→ What to do: Restate the whole of the data below word for word, skipping the images.

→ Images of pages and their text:
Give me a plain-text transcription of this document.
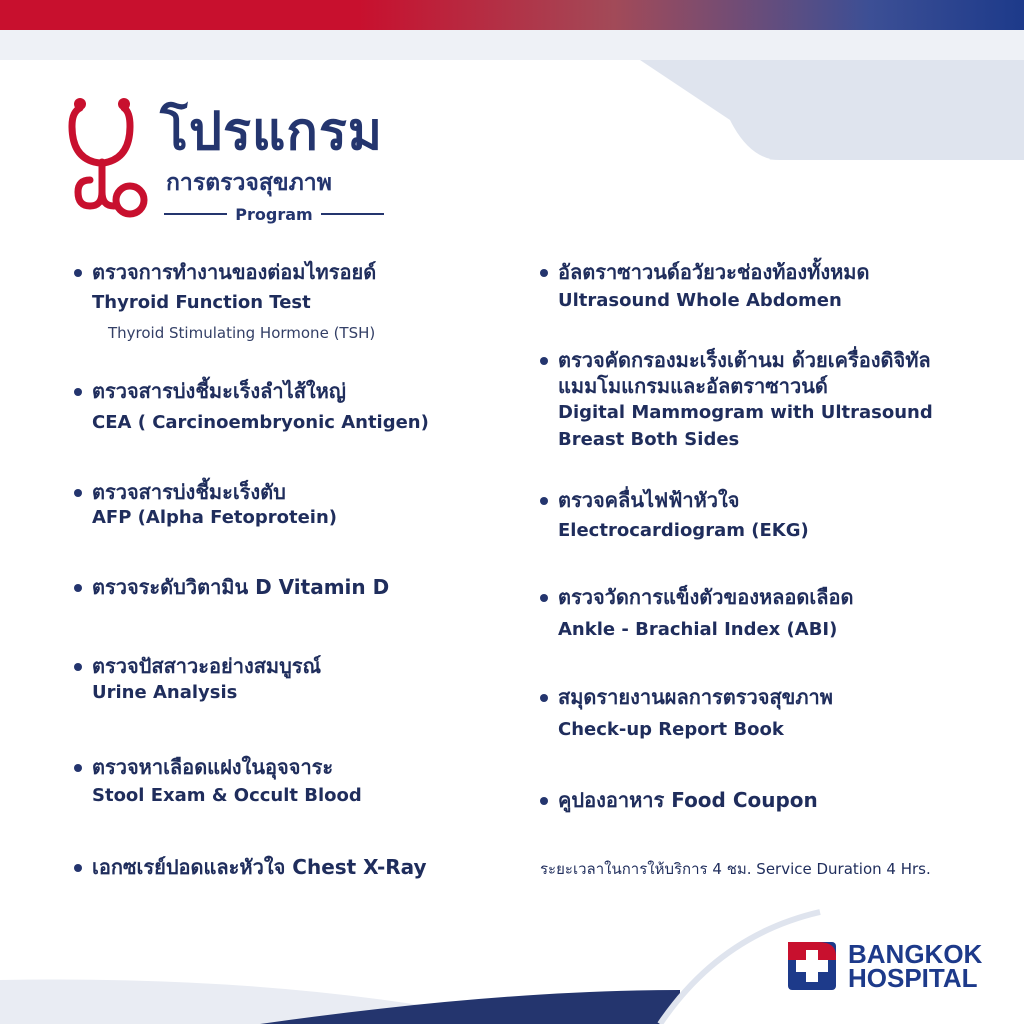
โปรแกรม
การตรวจสุขภาพ
Program
ตรวจการทำงานของต่อมไทรอยด์
Thyroid Function Test
Thyroid Stimulating Hormone (TSH)
ตรวจสารบ่งชี้มะเร็งลำไส้ใหญ่
CEA ( Carcinoembryonic Antigen)
ตรวจสารบ่งชี้มะเร็งตับ
AFP (Alpha Fetoprotein)
ตรวจระดับวิตามิน D Vitamin D
ตรวจปัสสาวะอย่างสมบูรณ์
Urine Analysis
ตรวจหาเลือดแฝงในอุจจาระ
Stool Exam & Occult Blood
เอกซเรย์ปอดและหัวใจ Chest X-Ray
อัลตราซาวนด์อวัยวะช่องท้องทั้งหมด
Ultrasound Whole Abdomen
ตรวจคัดกรองมะเร็งเต้านม ด้วยเครื่องดิจิทัล
แมมโมแกรมและอัลตราซาวนด์
Digital Mammogram with Ultrasound
Breast Both Sides
ตรวจคลื่นไฟฟ้าหัวใจ
Electrocardiogram (EKG)
ตรวจวัดการแข็งตัวของหลอดเลือด
Ankle - Brachial Index (ABI)
สมุดรายงานผลการตรวจสุขภาพ
Check-up Report Book
คูปองอาหาร Food Coupon
ระยะเวลาในการให้บริการ 4 ชม. Service Duration 4 Hrs.
BANGKOK
HOSPITAL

→ Answer box:
Give me a plain-text transcription of this document.
โปรแกรม
การตรวจสุขภาพ
Program
ตรวจการทำงานของต่อมไทรอยด์
Thyroid Function Test
Thyroid Stimulating Hormone (TSH)
ตรวจสารบ่งชี้มะเร็งลำไส้ใหญ่
CEA ( Carcinoembryonic Antigen)
ตรวจสารบ่งชี้มะเร็งตับ
AFP (Alpha Fetoprotein)
ตรวจระดับวิตามิน D Vitamin D
ตรวจปัสสาวะอย่างสมบูรณ์
Urine Analysis
ตรวจหาเลือดแฝงในอุจจาระ
Stool Exam & Occult Blood
เอกซเรย์ปอดและหัวใจ Chest X-Ray
อัลตราซาวนด์อวัยวะช่องท้องทั้งหมด
Ultrasound Whole Abdomen
ตรวจคัดกรองมะเร็งเต้านม ด้วยเครื่องดิจิทัล
แมมโมแกรมและอัลตราซาวนด์
Digital Mammogram with Ultrasound
Breast Both Sides
ตรวจคลื่นไฟฟ้าหัวใจ
Electrocardiogram (EKG)
ตรวจวัดการแข็งตัวของหลอดเลือด
Ankle - Brachial Index (ABI)
สมุดรายงานผลการตรวจสุขภาพ
Check-up Report Book
คูปองอาหาร Food Coupon
ระยะเวลาในการให้บริการ 4 ชม. Service Duration 4 Hrs.
BANGKOK
HOSPITAL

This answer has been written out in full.